(Extracted data entries)
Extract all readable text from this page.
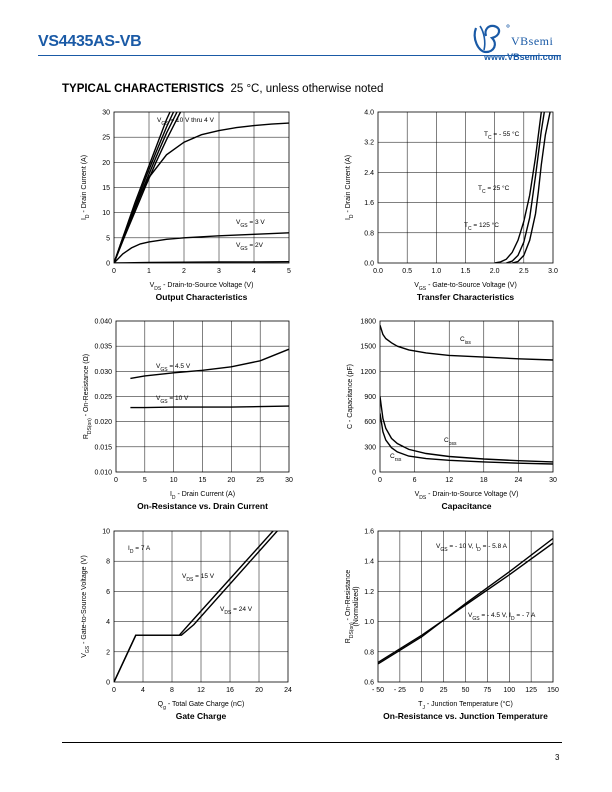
VS4435AS-VB	VBsemi
www.VBsemi.com
TYPICAL CHARACTERISTICS 25 °C, unless otherwise noted
0	1	2	3	4	5
0
5
10
15
20
25
30
$V_{DS}$ - Drain-to-Source Voltage (V)
$I_D$ - Drain Current (A)
Output Characteristics
$V_{GS} = 10$ V thru 4 V
$V_{GS} = 3$ V
$V_{GS} = 2V$
0.0	0.5	1.0	1.5	2.0	2.5	3.0
0.0
0.8
1.6
2.4
3.2
4.0
$V_{GS}$ - Gate-to-Source Voltage (V)
$I_D$ - Drain Current (A)
Transfer Characteristics
$T_C$ = - 55 °C
$T_C = 25$ °C
$T_C = 125$ °C
0	5	10	15	20	25	30
0.010
0.015
0.020
0.025
0.030
0.035
0.040
$I_D$ - Drain Current (A)
$R_{DS(on)}$ - On-Resistance (Ω)
On-Resistance vs. Drain Current
$V_{GS} = 4.5$ V
$V_{GS} = 10$ V
0	6	12	18	24	30
0
300
600
900
1200
1500
1800
$V_{DS}$ - Drain-to-Source Voltage (V)
C - Capacitance (pF)
Capacitance
$C_{iss}$
$C_{oss}$
$C_{rss}$
0	4	8	12	16	20	24
0
2
4
6
8
10
$Q_g$ - Total Gate Charge (nC)
$V_{GS}$ - Gate-to-Source Voltage (V)
Gate Charge
$I_D = 7$ A
$V_{DS} = 15$ V
$V_{DS} = 24$ V
- 50 - 25 0 25 50 75 100 125 150
0.6
0.8
1.0
1.2
1.4
1.6
$T_J$ - Junction Temperature (°C)
$R_{DS(on)}$ - On-Resistance (Normalized)
On-Resistance vs. Junction Temperature
$V_{GS}$ = - 10 V, $I_D$ = - 5.8 A
$V_{GS}$ = - 4.5 V, $I_D$ = - 7 A
3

■ WHAT THIS TASK INVOLVES
Only a number is wanted: how many lines contain "Resistance"?

■ SOLUTION FOR THIS TASK
4